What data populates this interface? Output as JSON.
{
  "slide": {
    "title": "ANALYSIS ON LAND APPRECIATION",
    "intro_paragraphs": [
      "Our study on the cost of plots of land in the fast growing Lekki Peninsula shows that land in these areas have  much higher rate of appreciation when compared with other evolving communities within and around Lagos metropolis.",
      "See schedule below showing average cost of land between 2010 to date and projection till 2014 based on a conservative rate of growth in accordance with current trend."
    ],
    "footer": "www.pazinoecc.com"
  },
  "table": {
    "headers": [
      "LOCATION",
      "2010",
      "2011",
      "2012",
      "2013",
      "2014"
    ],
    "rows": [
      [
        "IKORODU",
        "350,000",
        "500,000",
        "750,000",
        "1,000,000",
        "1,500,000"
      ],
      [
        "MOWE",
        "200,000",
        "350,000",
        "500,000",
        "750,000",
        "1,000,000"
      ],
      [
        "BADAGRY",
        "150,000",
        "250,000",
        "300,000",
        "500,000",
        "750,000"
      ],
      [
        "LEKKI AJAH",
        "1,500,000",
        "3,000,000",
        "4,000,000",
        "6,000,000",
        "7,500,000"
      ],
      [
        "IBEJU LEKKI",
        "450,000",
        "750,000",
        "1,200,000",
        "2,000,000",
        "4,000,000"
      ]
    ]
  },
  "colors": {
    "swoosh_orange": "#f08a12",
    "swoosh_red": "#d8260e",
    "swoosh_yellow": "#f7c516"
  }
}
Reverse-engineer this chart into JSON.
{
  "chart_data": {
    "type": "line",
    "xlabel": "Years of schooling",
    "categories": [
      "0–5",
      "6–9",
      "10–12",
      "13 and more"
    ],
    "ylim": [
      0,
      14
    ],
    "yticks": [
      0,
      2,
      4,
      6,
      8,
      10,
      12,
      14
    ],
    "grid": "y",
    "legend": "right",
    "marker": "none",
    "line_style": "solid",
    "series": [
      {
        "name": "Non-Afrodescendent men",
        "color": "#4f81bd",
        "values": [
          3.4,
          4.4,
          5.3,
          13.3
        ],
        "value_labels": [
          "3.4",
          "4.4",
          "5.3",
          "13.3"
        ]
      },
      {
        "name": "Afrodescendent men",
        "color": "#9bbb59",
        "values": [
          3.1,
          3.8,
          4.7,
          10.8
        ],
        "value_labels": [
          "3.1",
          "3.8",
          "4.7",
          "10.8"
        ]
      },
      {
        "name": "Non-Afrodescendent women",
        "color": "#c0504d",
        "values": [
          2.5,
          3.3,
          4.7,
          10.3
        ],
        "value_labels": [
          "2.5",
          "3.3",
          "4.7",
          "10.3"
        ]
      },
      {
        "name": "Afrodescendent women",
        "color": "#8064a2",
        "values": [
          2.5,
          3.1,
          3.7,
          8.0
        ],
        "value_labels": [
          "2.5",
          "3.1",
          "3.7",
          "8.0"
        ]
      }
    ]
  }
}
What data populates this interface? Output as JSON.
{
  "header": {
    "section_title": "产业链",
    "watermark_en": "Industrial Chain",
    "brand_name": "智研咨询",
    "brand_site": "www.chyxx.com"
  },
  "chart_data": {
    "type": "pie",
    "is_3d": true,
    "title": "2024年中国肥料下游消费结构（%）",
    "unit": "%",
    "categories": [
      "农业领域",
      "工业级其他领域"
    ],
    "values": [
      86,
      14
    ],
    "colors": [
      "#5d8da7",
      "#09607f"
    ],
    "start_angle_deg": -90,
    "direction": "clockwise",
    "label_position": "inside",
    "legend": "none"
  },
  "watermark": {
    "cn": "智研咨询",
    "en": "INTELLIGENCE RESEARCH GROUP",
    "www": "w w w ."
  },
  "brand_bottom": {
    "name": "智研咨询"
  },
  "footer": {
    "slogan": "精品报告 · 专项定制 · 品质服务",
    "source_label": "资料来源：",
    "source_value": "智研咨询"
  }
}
***
→ Work to be completed:
Here, the records must be output exactly and in full.

→ Full answer:
What data populates this interface? Output as JSON.
{
  "slide": {
    "title": "ANALYSIS ON LAND APPRECIATION",
    "intro_paragraphs": [
      "Our study on the cost of plots of land in the fast growing Lekki Peninsula shows that land in these areas have  much higher rate of appreciation when compared with other evolving communities within and around Lagos metropolis.",
      "See schedule below showing average cost of land between 2010 to date and projection till 2014 based on a conservative rate of growth in accordance with current trend."
    ],
    "footer": "www.pazinoecc.com"
  },
  "table": {
    "headers": [
      "LOCATION",
      "2010",
      "2011",
      "2012",
      "2013",
      "2014"
    ],
    "rows": [
      [
        "IKORODU",
        "350,000",
        "500,000",
        "750,000",
        "1,000,000",
        "1,500,000"
      ],
      [
        "MOWE",
        "200,000",
        "350,000",
        "500,000",
        "750,000",
        "1,000,000"
      ],
      [
        "BADAGRY",
        "150,000",
        "250,000",
        "300,000",
        "500,000",
        "750,000"
      ],
      [
        "LEKKI AJAH",
        "1,500,000",
        "3,000,000",
        "4,000,000",
        "6,000,000",
        "7,500,000"
      ],
      [
        "IBEJU LEKKI",
        "450,000",
        "750,000",
        "1,200,000",
        "2,000,000",
        "4,000,000"
      ]
    ]
  },
  "colors": {
    "swoosh_orange": "#f08a12",
    "swoosh_red": "#d8260e",
    "swoosh_yellow": "#f7c516"
  }
}
Reverse-engineer this chart into JSON.
{
  "chart_data": {
    "type": "line",
    "xlabel": "Years of schooling",
    "categories": [
      "0–5",
      "6–9",
      "10–12",
      "13 and more"
    ],
    "ylim": [
      0,
      14
    ],
    "yticks": [
      0,
      2,
      4,
      6,
      8,
      10,
      12,
      14
    ],
    "grid": "y",
    "legend": "right",
    "marker": "none",
    "line_style": "solid",
    "series": [
      {
        "name": "Non-Afrodescendent men",
        "color": "#4f81bd",
        "values": [
          3.4,
          4.4,
          5.3,
          13.3
        ],
        "value_labels": [
          "3.4",
          "4.4",
          "5.3",
          "13.3"
        ]
      },
      {
        "name": "Afrodescendent men",
        "color": "#9bbb59",
        "values": [
          3.1,
          3.8,
          4.7,
          10.8
        ],
        "value_labels": [
          "3.1",
          "3.8",
          "4.7",
          "10.8"
        ]
      },
      {
        "name": "Non-Afrodescendent women",
        "color": "#c0504d",
        "values": [
          2.5,
          3.3,
          4.7,
          10.3
        ],
        "value_labels": [
          "2.5",
          "3.3",
          "4.7",
          "10.3"
        ]
      },
      {
        "name": "Afrodescendent women",
        "color": "#8064a2",
        "values": [
          2.5,
          3.1,
          3.7,
          8.0
        ],
        "value_labels": [
          "2.5",
          "3.1",
          "3.7",
          "8.0"
        ]
      }
    ]
  }
}
What data populates this interface? Output as JSON.
{
  "header": {
    "section_title": "产业链",
    "watermark_en": "Industrial Chain",
    "brand_name": "智研咨询",
    "brand_site": "www.chyxx.com"
  },
  "chart_data": {
    "type": "pie",
    "is_3d": true,
    "title": "2024年中国肥料下游消费结构（%）",
    "unit": "%",
    "categories": [
      "农业领域",
      "工业级其他领域"
    ],
    "values": [
      86,
      14
    ],
    "colors": [
      "#5d8da7",
      "#09607f"
    ],
    "start_angle_deg": -90,
    "direction": "clockwise",
    "label_position": "inside",
    "legend": "none"
  },
  "watermark": {
    "cn": "智研咨询",
    "en": "INTELLIGENCE RESEARCH GROUP",
    "www": "w w w ."
  },
  "brand_bottom": {
    "name": "智研咨询"
  },
  "footer": {
    "slogan": "精品报告 · 专项定制 · 品质服务",
    "source_label": "资料来源：",
    "source_value": "智研咨询"
  }
}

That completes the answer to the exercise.